**Tarea breve:**
Vuelve a escribir todo el material, desde el principio hasta la línea que contiene "help-button[interactable]: ? bbox=[1007, 80, 1027, 100]" (incluida), y sustituye "interactable" por "clickable". Deja todo lo demás igual.

**Datos del ejercicio:**
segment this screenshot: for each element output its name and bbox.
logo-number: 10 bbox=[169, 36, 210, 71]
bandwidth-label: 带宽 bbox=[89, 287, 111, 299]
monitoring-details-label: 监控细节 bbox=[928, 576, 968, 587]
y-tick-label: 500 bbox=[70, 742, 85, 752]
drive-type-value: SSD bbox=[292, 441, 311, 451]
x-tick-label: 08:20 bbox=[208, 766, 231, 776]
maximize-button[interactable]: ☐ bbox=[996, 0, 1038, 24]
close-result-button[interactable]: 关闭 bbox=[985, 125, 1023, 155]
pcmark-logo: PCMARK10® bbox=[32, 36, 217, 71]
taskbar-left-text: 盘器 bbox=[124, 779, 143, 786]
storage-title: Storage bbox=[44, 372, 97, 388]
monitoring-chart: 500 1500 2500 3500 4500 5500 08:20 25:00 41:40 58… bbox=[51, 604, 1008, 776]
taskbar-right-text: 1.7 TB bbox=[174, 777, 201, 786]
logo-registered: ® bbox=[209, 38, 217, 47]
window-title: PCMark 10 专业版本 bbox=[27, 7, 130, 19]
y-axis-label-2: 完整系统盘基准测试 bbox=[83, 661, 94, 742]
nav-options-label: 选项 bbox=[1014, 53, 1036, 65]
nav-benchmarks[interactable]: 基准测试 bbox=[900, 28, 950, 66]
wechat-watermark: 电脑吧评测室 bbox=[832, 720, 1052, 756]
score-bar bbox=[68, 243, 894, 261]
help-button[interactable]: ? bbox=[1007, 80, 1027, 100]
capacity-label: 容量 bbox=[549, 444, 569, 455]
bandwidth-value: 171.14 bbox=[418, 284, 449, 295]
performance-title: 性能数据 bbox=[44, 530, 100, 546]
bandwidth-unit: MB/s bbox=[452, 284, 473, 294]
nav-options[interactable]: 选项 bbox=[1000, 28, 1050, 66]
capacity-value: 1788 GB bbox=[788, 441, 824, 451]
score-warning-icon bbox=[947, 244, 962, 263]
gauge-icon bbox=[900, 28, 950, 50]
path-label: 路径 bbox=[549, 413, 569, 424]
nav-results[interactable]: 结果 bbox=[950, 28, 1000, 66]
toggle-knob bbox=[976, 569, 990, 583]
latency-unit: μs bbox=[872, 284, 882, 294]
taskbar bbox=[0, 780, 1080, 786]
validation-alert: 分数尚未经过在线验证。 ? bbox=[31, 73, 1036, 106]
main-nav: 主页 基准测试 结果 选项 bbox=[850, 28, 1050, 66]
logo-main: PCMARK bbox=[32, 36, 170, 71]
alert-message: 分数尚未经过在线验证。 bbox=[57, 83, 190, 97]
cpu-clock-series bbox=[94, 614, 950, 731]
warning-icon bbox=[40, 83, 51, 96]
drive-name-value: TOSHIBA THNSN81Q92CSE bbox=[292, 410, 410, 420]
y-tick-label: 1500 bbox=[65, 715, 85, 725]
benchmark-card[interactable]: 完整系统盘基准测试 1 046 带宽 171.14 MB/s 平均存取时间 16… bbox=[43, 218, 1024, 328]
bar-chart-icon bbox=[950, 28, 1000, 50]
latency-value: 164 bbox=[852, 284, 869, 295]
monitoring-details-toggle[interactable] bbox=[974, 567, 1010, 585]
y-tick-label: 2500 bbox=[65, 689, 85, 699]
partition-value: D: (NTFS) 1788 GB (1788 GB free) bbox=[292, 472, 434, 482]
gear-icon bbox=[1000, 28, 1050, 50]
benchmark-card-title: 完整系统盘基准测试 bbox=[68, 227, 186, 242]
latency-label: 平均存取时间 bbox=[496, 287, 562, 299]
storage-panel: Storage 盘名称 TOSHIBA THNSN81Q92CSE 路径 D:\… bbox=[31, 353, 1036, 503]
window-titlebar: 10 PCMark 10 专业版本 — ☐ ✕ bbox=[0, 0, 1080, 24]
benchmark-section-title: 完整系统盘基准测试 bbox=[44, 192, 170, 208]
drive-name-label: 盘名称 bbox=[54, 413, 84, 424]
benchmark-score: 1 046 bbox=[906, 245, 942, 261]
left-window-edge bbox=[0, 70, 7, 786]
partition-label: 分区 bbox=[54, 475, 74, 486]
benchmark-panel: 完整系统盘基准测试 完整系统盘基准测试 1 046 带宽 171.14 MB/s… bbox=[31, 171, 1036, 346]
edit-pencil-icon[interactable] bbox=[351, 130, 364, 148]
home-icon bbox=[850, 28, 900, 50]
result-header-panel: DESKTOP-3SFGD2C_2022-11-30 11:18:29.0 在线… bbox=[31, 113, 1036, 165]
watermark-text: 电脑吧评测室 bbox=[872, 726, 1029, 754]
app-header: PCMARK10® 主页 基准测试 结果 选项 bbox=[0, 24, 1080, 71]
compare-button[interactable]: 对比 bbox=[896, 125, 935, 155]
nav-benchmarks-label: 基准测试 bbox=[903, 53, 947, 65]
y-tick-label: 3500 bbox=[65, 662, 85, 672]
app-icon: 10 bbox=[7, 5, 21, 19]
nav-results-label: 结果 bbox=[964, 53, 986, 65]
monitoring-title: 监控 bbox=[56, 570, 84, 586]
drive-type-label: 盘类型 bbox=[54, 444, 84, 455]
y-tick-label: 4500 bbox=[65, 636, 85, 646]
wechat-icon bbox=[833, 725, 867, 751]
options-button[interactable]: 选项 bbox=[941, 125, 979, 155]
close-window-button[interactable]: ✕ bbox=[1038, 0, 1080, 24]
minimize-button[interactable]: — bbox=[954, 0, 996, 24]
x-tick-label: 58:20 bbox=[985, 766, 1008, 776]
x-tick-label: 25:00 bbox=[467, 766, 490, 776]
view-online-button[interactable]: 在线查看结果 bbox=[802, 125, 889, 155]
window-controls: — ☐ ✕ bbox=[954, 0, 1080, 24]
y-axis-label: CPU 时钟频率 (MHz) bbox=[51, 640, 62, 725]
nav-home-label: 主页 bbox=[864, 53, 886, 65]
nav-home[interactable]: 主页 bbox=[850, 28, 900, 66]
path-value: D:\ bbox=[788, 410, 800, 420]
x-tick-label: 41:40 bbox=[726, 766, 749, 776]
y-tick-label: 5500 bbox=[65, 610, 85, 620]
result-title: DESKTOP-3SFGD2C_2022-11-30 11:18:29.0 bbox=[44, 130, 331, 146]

**Solución:**
segment this screenshot: for each element output its name and bbox.
logo-number: 10 bbox=[169, 36, 210, 71]
bandwidth-label: 带宽 bbox=[89, 287, 111, 299]
monitoring-details-label: 监控细节 bbox=[928, 576, 968, 587]
y-tick-label: 500 bbox=[70, 742, 85, 752]
drive-type-value: SSD bbox=[292, 441, 311, 451]
x-tick-label: 08:20 bbox=[208, 766, 231, 776]
maximize-button[clickable]: ☐ bbox=[996, 0, 1038, 24]
close-result-button[clickable]: 关闭 bbox=[985, 125, 1023, 155]
pcmark-logo: PCMARK10® bbox=[32, 36, 217, 71]
taskbar-left-text: 盘器 bbox=[124, 779, 143, 786]
storage-title: Storage bbox=[44, 372, 97, 388]
monitoring-chart: 500 1500 2500 3500 4500 5500 08:20 25:00 41:40 58… bbox=[51, 604, 1008, 776]
taskbar-right-text: 1.7 TB bbox=[174, 777, 201, 786]
logo-registered: ® bbox=[209, 38, 217, 47]
window-title: PCMark 10 专业版本 bbox=[27, 7, 130, 19]
y-axis-label-2: 完整系统盘基准测试 bbox=[83, 661, 94, 742]
nav-options-label: 选项 bbox=[1014, 53, 1036, 65]
nav-benchmarks[clickable]: 基准测试 bbox=[900, 28, 950, 66]
wechat-watermark: 电脑吧评测室 bbox=[832, 720, 1052, 756]
score-bar bbox=[68, 243, 894, 261]
help-button[clickable]: ? bbox=[1007, 80, 1027, 100]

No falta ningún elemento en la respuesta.